# Consigne écrite
Poursuivez le rapport sur la visite d'une délégation à Europol et à Eurojust, à partir de sa dernière phrase.
──────── Texte fourni
Mesdames, Messieurs,

Le présent rapport est le compte rendu d'une visite qu'une délégation de la commission des affaires européennes a rendue à Europol et à Eurojust les 11 et 12 février 2014 à La Haye (Pays-Bas). Ce déplacement nous a permis de nous entretenir avec les principaux responsables de ces deux organismes et d'évoquer en particulier leurs perspectives d'avenir.

Europol est une agence européenne de 700 personnes environ avec un budget de 84,2 millions d'euros. Eurojust est une « unité de coopération judiciaire » - appelée à devenir une « agence européenne » selon un projet de règlement en cours de négociation - de 350 personnes, dont 80 magistrats , et dont le budget est de l'ordre de 32 millions d'euros.

Il faut observer - nos interlocuteurs ont insisté sur ce point - que depuis plusieurs années l'activité d'Europol et d'Eurojust progresse de façon sensible à périmètre financier quasi-constant. On peut se demander, à cet égard, si les deux entités n'auraient pas vocation à bénéficier des plus-values générées par le renforcement de la lutte contre les atteintes aux intérêts financiers de l'Union.

Europol est actuellement concerné par la proposition de règlement du Parlement européen et du Conseil relatif à l'Agence de l'Union européenne pour la coopération et la formation des services répressifs (Europol) et abrogeant les décisions 2009/371/JAI et 2005/681/JAI. (COM (2013) 173 final)

Deux projets d'actes législatifs, actuellement en cours de négociation, sont étroitement liés et intéressent directement Eurojust. Ils ont été proposés au mois de juillet 2013 par la Commission. Il s'agit :

- de la proposition de règlement du Conseil portant création du Parquet européen (COM (2013) 534) ;

- de la proposition de règlement du Parlement européen et du Conseil relatif à l'Agence de l'Union européenne pour la coopération judiciaire en matière pénale (Eurojust) (COM (2013) 535 final).

I. EUROPOL

À Europol, la délégation de la commission des affaires européennes a été reçue par MM. Michel Quillé, directeur-adjoint, en charge du département Opérations, Jean-Jacques Colombi, chef de la direction des relations internationales à la direction centrale de la police judiciaire (DCPJ), Jean-Dominique Nollet, chef d'unité de laboratoire de recherche, Centre européen de lutte contre la cybercriminalité (EC3) à Europol, et Gregory Mounier, conseiller Affaires stratégiques et relations extérieures.

A. HISTORIQUE : DE LA CONVENTION DE 1995 AU TRAITÉ DE LISBONNE

Europol est l'organisme qui est en charge de faciliter les opérations de lutte contre la criminalité au sein de l'Union européenne. Son rôle principal est de faciliter l'échange de renseignements entre polices nationales notamment en matière de stupéfiants, de terrorisme, de criminalité organisée et de pédophilie.
────────────────
──────── Informations fournies
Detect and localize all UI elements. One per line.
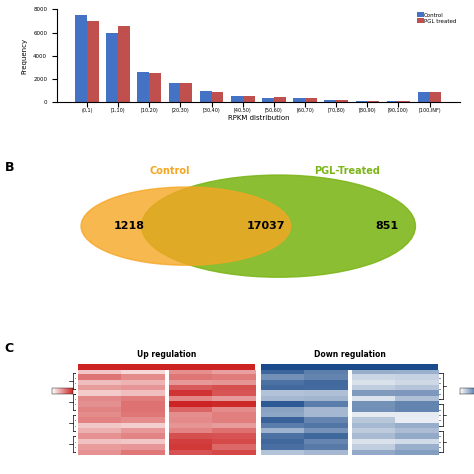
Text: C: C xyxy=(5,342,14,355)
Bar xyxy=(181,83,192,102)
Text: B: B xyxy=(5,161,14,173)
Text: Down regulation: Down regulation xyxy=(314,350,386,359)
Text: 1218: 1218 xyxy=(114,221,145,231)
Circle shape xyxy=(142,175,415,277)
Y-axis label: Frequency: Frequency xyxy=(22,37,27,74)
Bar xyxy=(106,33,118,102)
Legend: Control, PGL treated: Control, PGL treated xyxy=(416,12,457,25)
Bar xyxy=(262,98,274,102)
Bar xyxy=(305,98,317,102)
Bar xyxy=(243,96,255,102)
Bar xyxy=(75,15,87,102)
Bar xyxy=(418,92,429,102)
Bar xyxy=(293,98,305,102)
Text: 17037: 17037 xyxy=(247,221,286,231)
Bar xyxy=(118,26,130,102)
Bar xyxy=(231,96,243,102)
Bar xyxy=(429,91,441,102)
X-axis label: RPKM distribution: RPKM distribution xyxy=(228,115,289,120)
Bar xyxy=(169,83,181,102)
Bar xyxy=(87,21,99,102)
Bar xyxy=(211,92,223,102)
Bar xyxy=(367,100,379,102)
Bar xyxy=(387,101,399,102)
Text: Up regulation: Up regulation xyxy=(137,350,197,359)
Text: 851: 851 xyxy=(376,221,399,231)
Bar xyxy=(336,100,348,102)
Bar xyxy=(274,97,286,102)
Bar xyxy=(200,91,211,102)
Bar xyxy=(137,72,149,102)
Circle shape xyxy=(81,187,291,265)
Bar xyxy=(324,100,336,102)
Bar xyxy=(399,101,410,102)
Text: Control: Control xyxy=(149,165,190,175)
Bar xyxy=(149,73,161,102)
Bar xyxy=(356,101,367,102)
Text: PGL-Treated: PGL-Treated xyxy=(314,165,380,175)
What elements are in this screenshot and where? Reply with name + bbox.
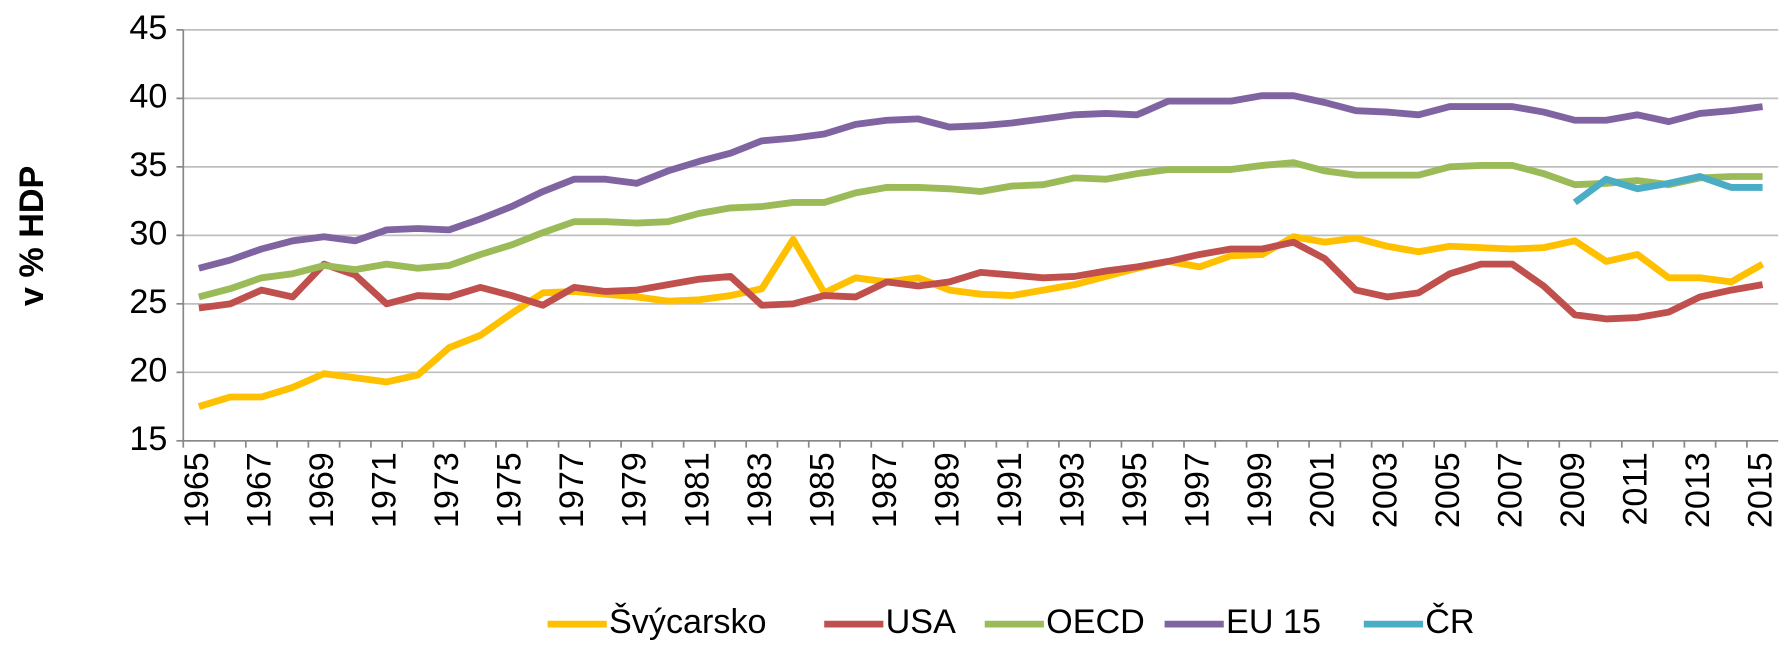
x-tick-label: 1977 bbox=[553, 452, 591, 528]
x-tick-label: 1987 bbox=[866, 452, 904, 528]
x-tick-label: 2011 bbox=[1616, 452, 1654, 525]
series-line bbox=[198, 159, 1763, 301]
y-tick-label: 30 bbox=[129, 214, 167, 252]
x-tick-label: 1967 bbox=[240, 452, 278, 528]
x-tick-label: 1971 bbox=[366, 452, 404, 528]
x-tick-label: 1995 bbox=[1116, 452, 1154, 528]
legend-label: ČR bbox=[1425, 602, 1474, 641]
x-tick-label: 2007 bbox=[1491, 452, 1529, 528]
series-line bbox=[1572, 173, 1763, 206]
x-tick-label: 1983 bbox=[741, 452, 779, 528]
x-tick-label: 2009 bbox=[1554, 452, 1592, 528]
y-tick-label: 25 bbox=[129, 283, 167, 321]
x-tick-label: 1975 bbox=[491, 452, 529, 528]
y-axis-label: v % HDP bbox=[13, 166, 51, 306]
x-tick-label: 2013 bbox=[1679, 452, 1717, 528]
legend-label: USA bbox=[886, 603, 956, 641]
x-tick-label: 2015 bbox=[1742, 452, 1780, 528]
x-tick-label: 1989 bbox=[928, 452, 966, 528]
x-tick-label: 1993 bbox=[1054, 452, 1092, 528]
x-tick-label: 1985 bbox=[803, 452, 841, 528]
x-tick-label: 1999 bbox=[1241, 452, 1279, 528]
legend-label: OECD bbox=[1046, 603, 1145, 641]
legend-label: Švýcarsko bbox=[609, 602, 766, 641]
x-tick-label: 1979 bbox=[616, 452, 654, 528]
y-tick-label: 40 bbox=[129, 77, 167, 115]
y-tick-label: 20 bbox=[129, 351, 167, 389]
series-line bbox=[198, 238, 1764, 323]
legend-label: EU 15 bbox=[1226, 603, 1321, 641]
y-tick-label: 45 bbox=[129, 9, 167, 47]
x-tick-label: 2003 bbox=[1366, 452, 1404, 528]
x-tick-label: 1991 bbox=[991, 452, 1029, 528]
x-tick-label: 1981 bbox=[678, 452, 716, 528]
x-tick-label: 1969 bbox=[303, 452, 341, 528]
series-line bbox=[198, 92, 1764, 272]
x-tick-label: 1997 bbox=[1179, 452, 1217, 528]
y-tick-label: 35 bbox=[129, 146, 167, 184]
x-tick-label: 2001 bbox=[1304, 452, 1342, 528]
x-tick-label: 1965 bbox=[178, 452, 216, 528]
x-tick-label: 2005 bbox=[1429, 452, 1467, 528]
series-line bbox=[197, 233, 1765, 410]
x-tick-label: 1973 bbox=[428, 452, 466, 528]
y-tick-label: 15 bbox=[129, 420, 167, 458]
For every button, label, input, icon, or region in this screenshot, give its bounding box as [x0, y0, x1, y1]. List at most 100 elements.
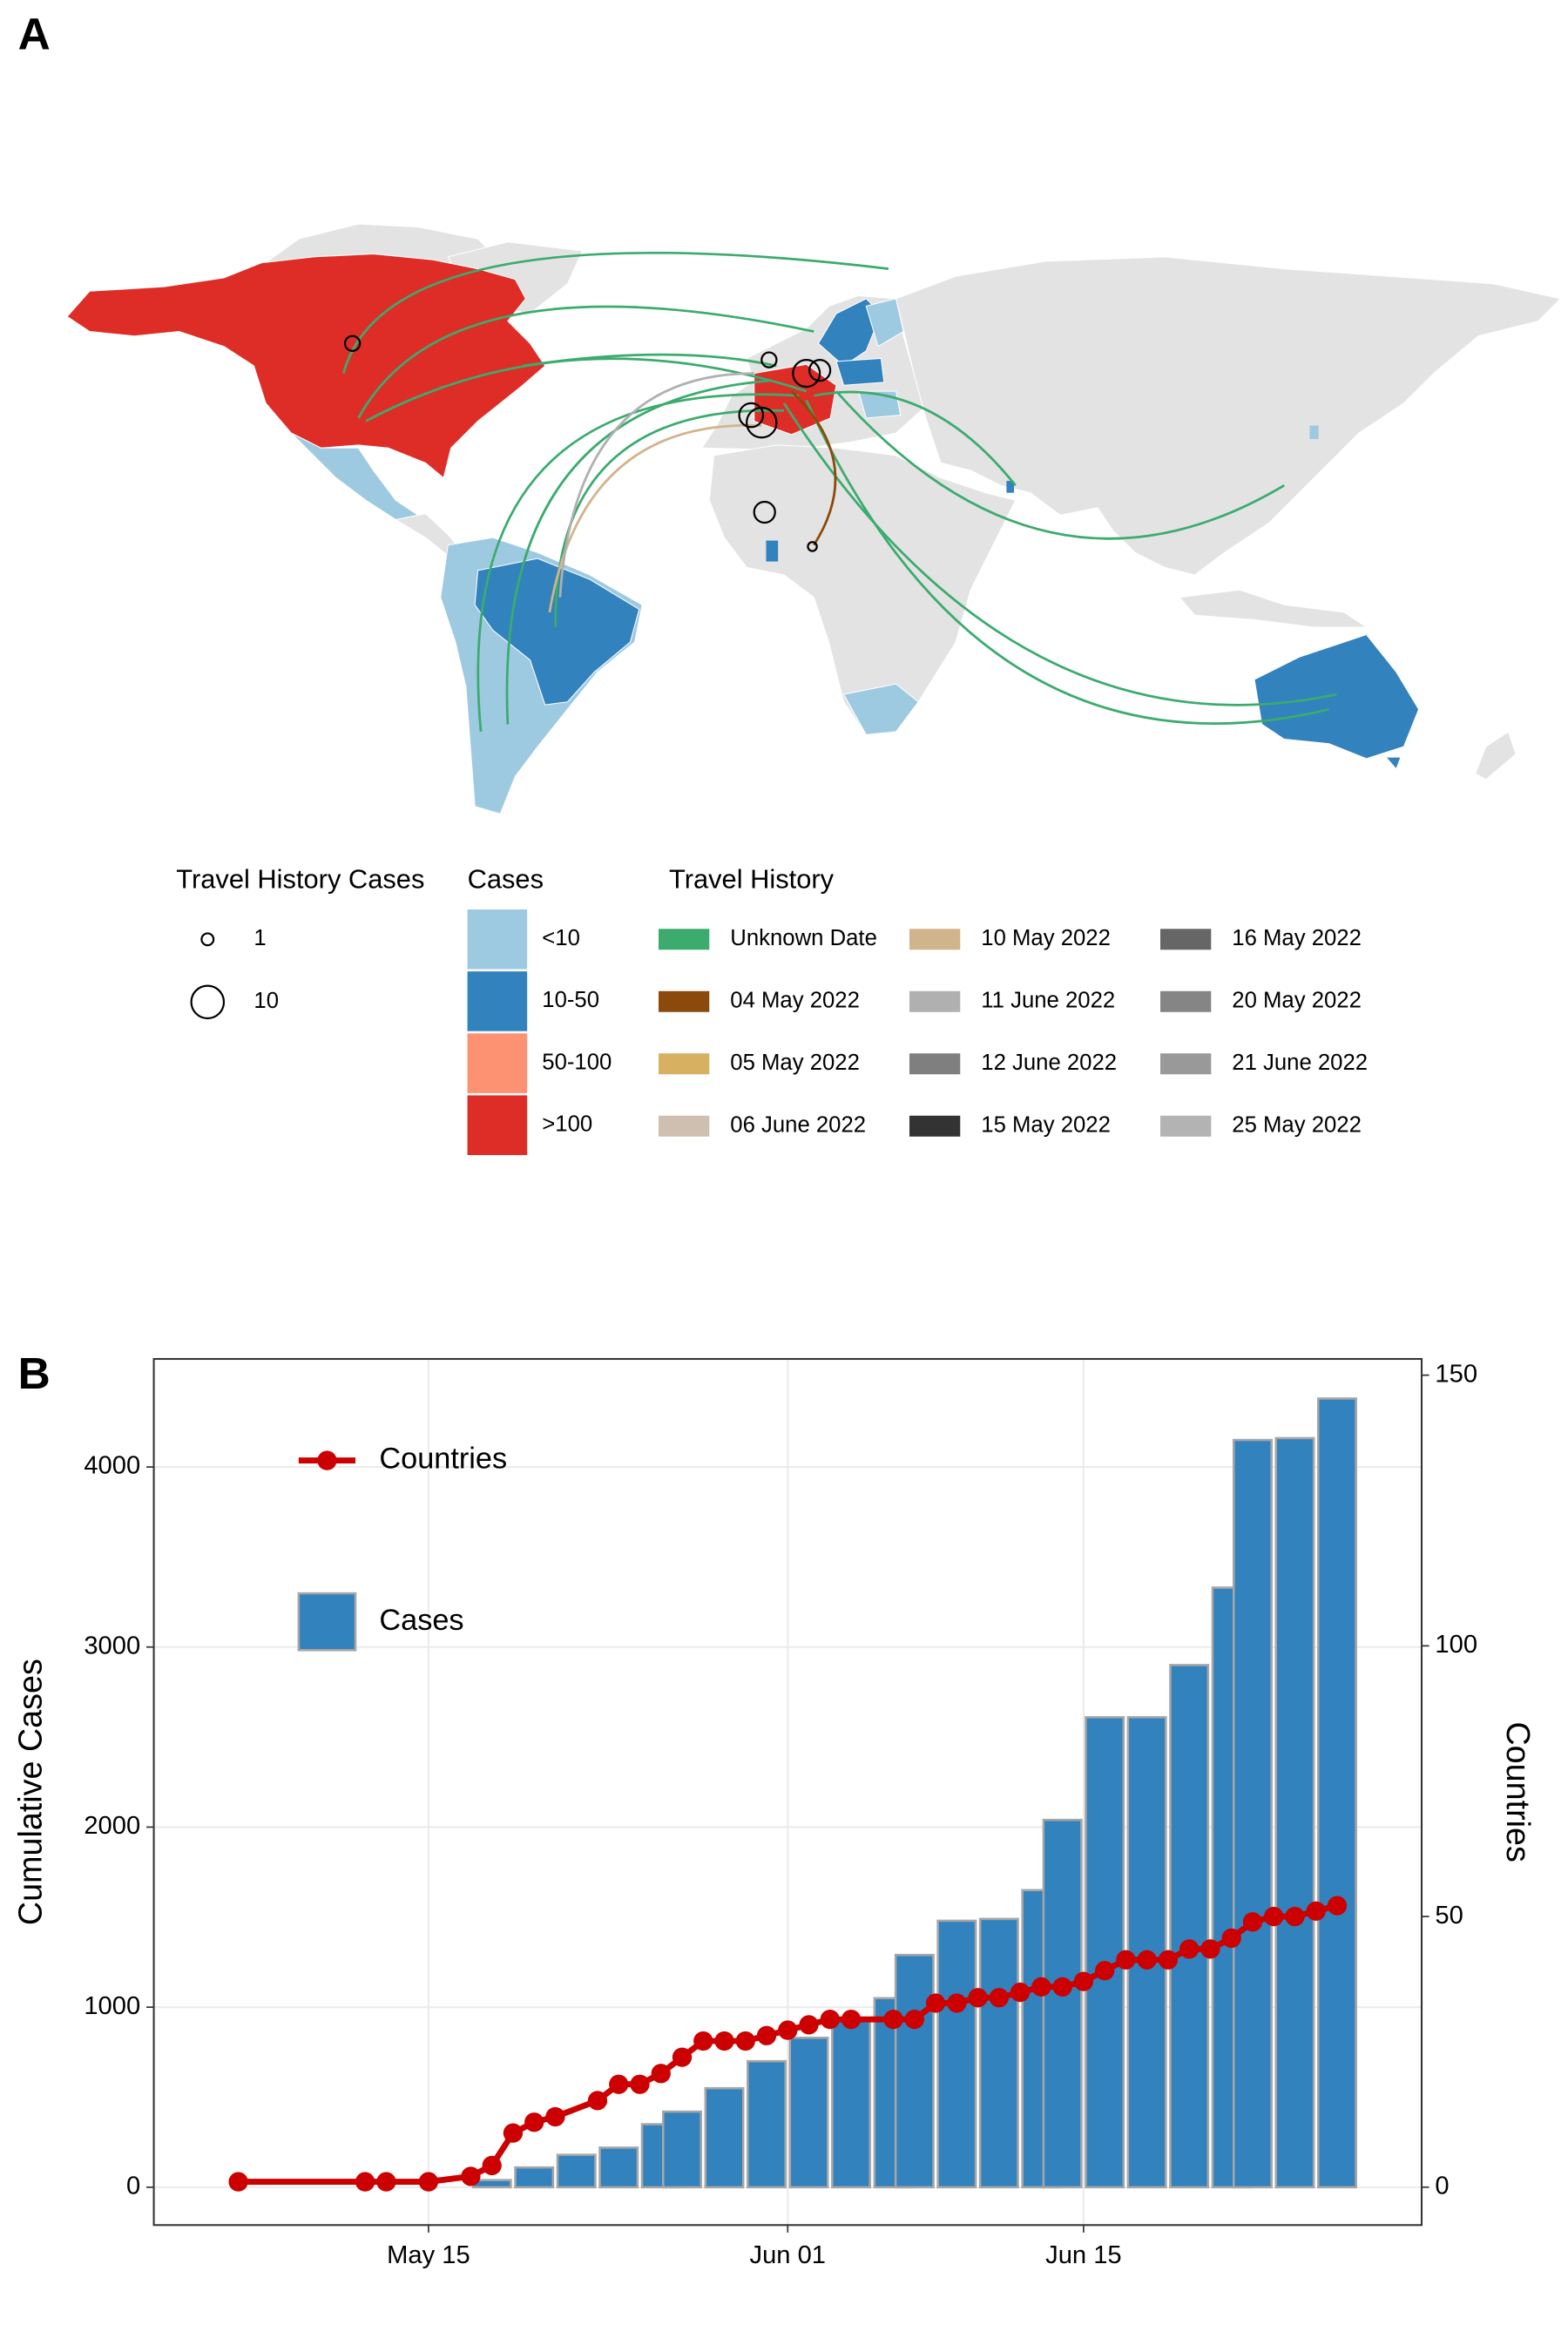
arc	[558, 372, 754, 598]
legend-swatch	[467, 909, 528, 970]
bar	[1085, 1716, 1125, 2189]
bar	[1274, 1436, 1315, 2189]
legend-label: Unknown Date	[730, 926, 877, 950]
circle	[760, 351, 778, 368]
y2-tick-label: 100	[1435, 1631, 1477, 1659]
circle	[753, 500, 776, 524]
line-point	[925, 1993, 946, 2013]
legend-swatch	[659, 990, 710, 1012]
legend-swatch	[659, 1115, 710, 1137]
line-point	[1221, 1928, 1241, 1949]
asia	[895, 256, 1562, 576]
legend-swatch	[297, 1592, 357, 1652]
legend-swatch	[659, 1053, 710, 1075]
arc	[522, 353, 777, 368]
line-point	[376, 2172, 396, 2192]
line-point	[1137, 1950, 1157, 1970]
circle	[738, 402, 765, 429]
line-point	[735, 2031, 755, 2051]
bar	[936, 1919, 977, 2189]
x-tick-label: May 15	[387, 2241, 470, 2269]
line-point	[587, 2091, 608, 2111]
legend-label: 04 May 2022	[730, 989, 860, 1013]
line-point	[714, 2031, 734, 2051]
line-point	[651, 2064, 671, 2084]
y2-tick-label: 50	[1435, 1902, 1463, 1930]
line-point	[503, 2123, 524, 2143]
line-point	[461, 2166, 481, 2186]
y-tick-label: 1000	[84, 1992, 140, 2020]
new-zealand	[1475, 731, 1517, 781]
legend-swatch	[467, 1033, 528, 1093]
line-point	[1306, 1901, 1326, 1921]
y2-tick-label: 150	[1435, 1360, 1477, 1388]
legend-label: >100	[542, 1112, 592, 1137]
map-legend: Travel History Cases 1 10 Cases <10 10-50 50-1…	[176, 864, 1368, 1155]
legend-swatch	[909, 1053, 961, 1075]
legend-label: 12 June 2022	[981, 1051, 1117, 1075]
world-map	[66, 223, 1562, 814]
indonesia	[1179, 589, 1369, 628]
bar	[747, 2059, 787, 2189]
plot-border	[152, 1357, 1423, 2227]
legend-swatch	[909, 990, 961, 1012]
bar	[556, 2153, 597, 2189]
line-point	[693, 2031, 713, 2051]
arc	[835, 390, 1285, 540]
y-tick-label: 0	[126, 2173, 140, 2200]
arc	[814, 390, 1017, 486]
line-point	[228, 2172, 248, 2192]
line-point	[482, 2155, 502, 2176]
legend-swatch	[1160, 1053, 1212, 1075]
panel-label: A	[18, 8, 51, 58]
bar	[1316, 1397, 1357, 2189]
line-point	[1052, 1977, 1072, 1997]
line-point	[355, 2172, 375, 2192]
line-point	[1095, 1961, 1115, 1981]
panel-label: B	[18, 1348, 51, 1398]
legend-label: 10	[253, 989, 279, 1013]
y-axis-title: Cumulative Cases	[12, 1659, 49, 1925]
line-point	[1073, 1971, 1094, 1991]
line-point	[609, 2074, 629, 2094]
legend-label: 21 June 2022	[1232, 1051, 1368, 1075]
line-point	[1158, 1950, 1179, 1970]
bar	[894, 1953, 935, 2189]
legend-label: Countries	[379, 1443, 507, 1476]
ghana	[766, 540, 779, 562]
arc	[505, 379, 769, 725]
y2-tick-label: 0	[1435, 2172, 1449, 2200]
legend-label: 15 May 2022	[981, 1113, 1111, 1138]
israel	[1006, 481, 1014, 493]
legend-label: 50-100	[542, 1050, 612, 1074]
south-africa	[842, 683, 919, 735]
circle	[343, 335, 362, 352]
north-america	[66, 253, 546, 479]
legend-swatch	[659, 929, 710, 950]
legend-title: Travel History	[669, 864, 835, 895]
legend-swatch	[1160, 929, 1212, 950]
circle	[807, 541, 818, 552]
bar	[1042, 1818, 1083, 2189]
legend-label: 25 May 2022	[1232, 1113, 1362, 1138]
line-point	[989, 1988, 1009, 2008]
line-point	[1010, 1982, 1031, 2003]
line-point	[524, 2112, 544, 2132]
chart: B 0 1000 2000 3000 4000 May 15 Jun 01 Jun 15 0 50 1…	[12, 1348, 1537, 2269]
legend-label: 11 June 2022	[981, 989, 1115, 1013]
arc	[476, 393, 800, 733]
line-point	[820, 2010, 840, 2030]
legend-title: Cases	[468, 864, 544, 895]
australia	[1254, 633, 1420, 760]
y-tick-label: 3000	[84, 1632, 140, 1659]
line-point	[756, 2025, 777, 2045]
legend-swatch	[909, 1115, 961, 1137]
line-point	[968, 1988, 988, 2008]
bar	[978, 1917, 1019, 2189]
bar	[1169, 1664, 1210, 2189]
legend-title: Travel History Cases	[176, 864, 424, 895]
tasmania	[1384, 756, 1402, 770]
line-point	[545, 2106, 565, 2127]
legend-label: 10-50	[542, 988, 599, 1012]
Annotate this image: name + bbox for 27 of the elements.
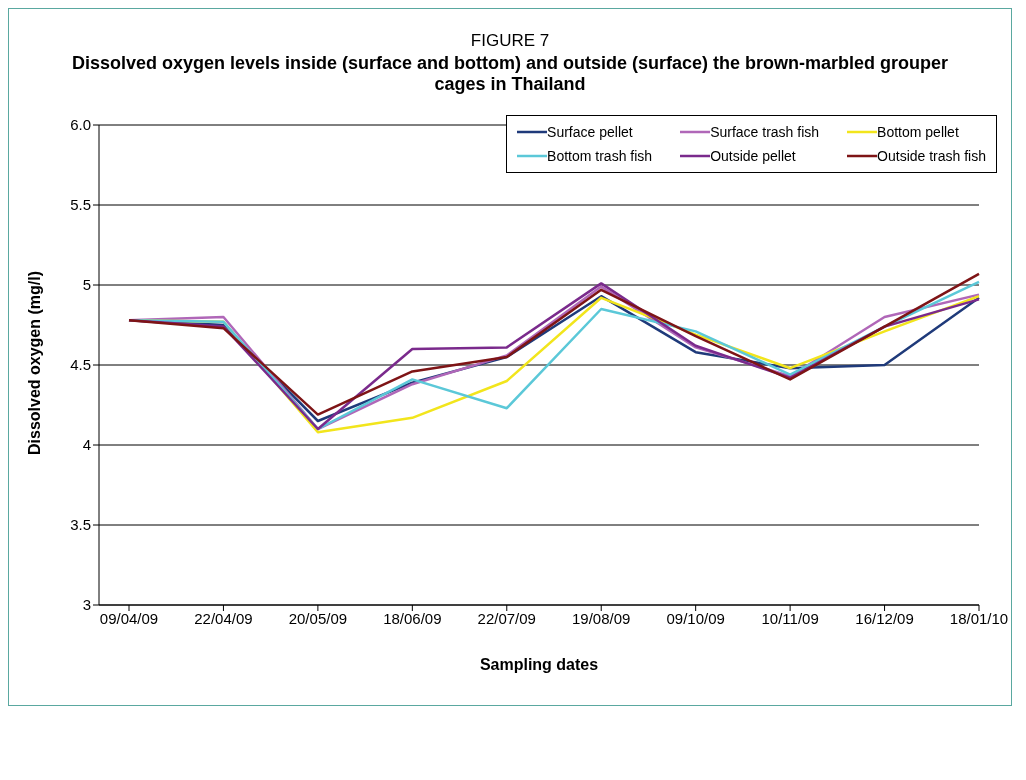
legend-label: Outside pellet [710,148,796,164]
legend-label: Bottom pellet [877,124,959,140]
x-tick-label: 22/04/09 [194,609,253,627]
────────────────
# Résultat produit
La coopération policière entre les États membres a débuté en 1976, avec la création du groupe TREVI, longtemps demeuré secret, qui portait principalement sur la lutte contre le terrorisme.

Puis c'est une convention de 1995, signée et ratifiée par tous les États membres de l'Union européenne, qui a créé l'Office européen de police. Il a fallu attendre 1999 pour qu'Europol exerce réellement l'ensemble de ses missions du fait des délais nécessaires pour conclure le protocole, prévoir les mesures d'application et faire ratifier la Convention par tous les États membres.

Jusqu'au traité de Lisbonne, la coopération policière s'est inscrite dans le cadre du « 3 ème pilier de l'Union ». Cela signifiait que toute décision se prenait à l'unanimité, que le Parlement européen était peu engagé, que les compétences de la Cour étaient limitées ou encore qu'il n'existait pas de directives ou de règlements, mais des décisions et des décisions-cadres.

Le traité de Lisbonne a « communautarisé », ou plutôt « lisbonnisé », pour reprendre la terminologie en cours, la coopération policière.

La procédure législative ordinaire (majorité qualifiée et codécision) est désormais applicable, tout comme le contrôle exercé par la Cour. De même, les normes juridiques deviennent contraignantes, grâce à l'adoption de règlements et de directives.

Malgré tout, des spécificités subsistent. Ainsi, les États membres conservent leur droit d'initiative, partagé avec la Commission européenne.

Par ailleurs, trois pays ont obtenu un « opting-out » pour la coopération policière : le Royaume-Uni, l'Irlande et le Danemark.

De plus, l'unanimité et la consultation simple du Parlement européen sont maintenues pour les décisions d'un État membre d'intervention sur le territoire d'un autre État membre ou pour les aspects opérationnels de la coopération.

Depuis l'entrée en vigueur du traité d'Amsterdam (1999), l'Office européen de police est une agence européenne dotée d'un budget et d'un effectif communautaire .

L'article 88 du traité sur le fonctionnement de l'Union européenne dispose désormais que le Parlement européen et le Conseil, statuant par voie de règlements conformément à la procédure législative ordinaire, déterminent la structure, le fonctionnement, le domaine d'action et les compétences d'Europol.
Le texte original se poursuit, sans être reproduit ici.